▸ **YOUR TASK**
Scan the lines below for the word "hanabi". Copy each line you find it in.

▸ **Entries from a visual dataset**
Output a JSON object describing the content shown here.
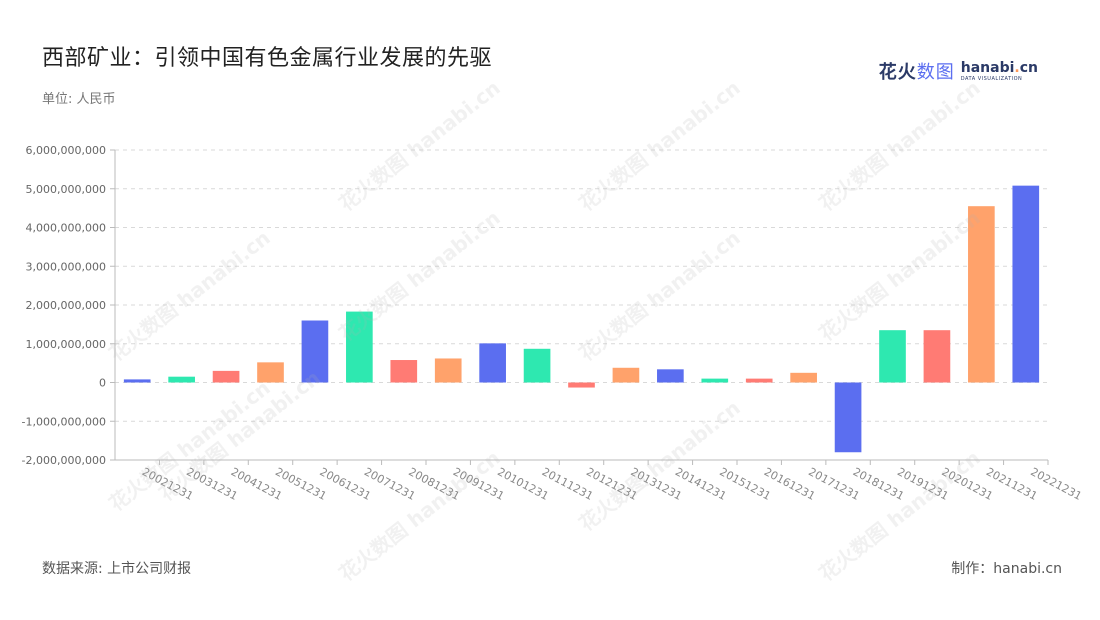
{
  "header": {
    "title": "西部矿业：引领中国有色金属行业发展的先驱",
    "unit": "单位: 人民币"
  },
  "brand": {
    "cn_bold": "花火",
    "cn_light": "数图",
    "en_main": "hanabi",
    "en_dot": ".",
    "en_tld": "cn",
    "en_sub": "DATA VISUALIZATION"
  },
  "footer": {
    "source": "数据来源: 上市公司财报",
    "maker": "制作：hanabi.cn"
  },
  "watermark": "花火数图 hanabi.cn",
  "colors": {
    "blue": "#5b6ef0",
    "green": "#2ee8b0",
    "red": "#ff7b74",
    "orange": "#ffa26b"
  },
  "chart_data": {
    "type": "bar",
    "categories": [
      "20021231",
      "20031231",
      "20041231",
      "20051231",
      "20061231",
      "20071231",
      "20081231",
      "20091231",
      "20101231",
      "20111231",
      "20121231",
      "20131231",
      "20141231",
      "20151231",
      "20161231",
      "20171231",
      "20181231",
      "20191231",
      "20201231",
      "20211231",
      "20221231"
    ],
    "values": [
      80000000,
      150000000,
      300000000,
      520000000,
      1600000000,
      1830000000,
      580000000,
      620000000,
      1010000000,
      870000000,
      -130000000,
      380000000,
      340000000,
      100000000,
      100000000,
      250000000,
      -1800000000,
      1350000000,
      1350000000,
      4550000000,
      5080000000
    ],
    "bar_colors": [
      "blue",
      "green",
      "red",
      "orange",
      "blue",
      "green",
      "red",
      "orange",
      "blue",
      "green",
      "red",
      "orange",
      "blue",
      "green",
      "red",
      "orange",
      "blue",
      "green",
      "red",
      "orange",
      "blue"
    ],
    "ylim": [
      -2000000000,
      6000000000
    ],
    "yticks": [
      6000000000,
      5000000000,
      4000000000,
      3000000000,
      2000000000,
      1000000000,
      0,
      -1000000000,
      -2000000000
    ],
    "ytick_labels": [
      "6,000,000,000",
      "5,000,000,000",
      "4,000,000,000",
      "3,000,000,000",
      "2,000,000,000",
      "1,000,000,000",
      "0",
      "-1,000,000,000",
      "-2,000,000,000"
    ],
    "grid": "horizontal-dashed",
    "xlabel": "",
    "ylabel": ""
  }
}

▸ **OUTPUT**
    "en_main": "hanabi",
    "maker": "制作：hanabi.cn"
  "watermark": "花火数图 hanabi.cn",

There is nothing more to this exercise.